DESCRIPTION OF THE TASK:
Write out each entry again. Keep every word exactly as it is.
-------------------------
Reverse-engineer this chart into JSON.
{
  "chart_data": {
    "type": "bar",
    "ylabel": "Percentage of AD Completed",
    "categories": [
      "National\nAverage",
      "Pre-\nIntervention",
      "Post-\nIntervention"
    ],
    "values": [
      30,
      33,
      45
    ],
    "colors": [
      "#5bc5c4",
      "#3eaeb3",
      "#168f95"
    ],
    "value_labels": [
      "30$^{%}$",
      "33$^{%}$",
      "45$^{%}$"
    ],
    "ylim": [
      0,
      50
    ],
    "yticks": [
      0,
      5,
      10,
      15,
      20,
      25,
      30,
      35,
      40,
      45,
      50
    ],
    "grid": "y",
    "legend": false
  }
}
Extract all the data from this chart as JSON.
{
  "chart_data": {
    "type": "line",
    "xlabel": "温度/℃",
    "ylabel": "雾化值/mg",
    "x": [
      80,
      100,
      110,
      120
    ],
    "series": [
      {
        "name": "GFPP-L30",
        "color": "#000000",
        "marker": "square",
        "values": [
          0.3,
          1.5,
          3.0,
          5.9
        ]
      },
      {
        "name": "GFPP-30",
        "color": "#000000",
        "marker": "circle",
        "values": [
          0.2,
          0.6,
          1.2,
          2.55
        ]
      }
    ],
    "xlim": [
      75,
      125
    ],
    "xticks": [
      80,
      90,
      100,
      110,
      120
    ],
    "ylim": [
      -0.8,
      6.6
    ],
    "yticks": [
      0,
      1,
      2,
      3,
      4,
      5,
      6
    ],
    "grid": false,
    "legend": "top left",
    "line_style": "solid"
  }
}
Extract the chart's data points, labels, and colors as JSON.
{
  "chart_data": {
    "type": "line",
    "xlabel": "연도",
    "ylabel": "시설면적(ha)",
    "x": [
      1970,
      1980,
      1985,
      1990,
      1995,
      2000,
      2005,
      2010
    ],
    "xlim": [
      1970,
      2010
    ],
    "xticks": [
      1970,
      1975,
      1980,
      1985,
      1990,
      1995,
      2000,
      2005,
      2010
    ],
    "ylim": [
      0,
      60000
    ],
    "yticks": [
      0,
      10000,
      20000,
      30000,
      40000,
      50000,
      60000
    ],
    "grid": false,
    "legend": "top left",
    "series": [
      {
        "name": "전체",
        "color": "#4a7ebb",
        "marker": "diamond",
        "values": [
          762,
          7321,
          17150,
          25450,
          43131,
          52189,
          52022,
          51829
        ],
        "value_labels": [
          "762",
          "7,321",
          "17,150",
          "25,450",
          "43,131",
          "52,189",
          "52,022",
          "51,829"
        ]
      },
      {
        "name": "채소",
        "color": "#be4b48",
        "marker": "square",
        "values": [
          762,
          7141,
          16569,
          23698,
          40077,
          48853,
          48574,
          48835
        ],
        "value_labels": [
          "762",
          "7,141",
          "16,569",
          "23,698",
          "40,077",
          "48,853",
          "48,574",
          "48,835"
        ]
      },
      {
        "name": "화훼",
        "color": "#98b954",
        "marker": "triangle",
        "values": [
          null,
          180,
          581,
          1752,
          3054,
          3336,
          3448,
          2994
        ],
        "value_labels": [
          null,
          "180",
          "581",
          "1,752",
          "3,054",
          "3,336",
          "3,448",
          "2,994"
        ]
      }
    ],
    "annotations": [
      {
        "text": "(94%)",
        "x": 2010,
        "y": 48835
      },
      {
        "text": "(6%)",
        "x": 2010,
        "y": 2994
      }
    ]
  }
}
-------------------------
REPLY:
Reverse-engineer this chart into JSON.
{
  "chart_data": {
    "type": "bar",
    "ylabel": "Percentage of AD Completed",
    "categories": [
      "National\nAverage",
      "Pre-\nIntervention",
      "Post-\nIntervention"
    ],
    "values": [
      30,
      33,
      45
    ],
    "colors": [
      "#5bc5c4",
      "#3eaeb3",
      "#168f95"
    ],
    "value_labels": [
      "30$^{%}$",
      "33$^{%}$",
      "45$^{%}$"
    ],
    "ylim": [
      0,
      50
    ],
    "yticks": [
      0,
      5,
      10,
      15,
      20,
      25,
      30,
      35,
      40,
      45,
      50
    ],
    "grid": "y",
    "legend": false
  }
}
Extract all the data from this chart as JSON.
{
  "chart_data": {
    "type": "line",
    "xlabel": "温度/℃",
    "ylabel": "雾化值/mg",
    "x": [
      80,
      100,
      110,
      120
    ],
    "series": [
      {
        "name": "GFPP-L30",
        "color": "#000000",
        "marker": "square",
        "values": [
          0.3,
          1.5,
          3.0,
          5.9
        ]
      },
      {
        "name": "GFPP-30",
        "color": "#000000",
        "marker": "circle",
        "values": [
          0.2,
          0.6,
          1.2,
          2.55
        ]
      }
    ],
    "xlim": [
      75,
      125
    ],
    "xticks": [
      80,
      90,
      100,
      110,
      120
    ],
    "ylim": [
      -0.8,
      6.6
    ],
    "yticks": [
      0,
      1,
      2,
      3,
      4,
      5,
      6
    ],
    "grid": false,
    "legend": "top left",
    "line_style": "solid"
  }
}
Extract the chart's data points, labels, and colors as JSON.
{
  "chart_data": {
    "type": "line",
    "xlabel": "연도",
    "ylabel": "시설면적(ha)",
    "x": [
      1970,
      1980,
      1985,
      1990,
      1995,
      2000,
      2005,
      2010
    ],
    "xlim": [
      1970,
      2010
    ],
    "xticks": [
      1970,
      1975,
      1980,
      1985,
      1990,
      1995,
      2000,
      2005,
      2010
    ],
    "ylim": [
      0,
      60000
    ],
    "yticks": [
      0,
      10000,
      20000,
      30000,
      40000,
      50000,
      60000
    ],
    "grid": false,
    "legend": "top left",
    "series": [
      {
        "name": "전체",
        "color": "#4a7ebb",
        "marker": "diamond",
        "values": [
          762,
          7321,
          17150,
          25450,
          43131,
          52189,
          52022,
          51829
        ],
        "value_labels": [
          "762",
          "7,321",
          "17,150",
          "25,450",
          "43,131",
          "52,189",
          "52,022",
          "51,829"
        ]
      },
      {
        "name": "채소",
        "color": "#be4b48",
        "marker": "square",
        "values": [
          762,
          7141,
          16569,
          23698,
          40077,
          48853,
          48574,
          48835
        ],
        "value_labels": [
          "762",
          "7,141",
          "16,569",
          "23,698",
          "40,077",
          "48,853",
          "48,574",
          "48,835"
        ]
      },
      {
        "name": "화훼",
        "color": "#98b954",
        "marker": "triangle",
        "values": [
          null,
          180,
          581,
          1752,
          3054,
          3336,
          3448,
          2994
        ],
        "value_labels": [
          null,
          "180",
          "581",
          "1,752",
          "3,054",
          "3,336",
          "3,448",
          "2,994"
        ]
      }
    ],
    "annotations": [
      {
        "text": "(94%)",
        "x": 2010,
        "y": 48835
      },
      {
        "text": "(6%)",
        "x": 2010,
        "y": 2994
      }
    ]
  }
}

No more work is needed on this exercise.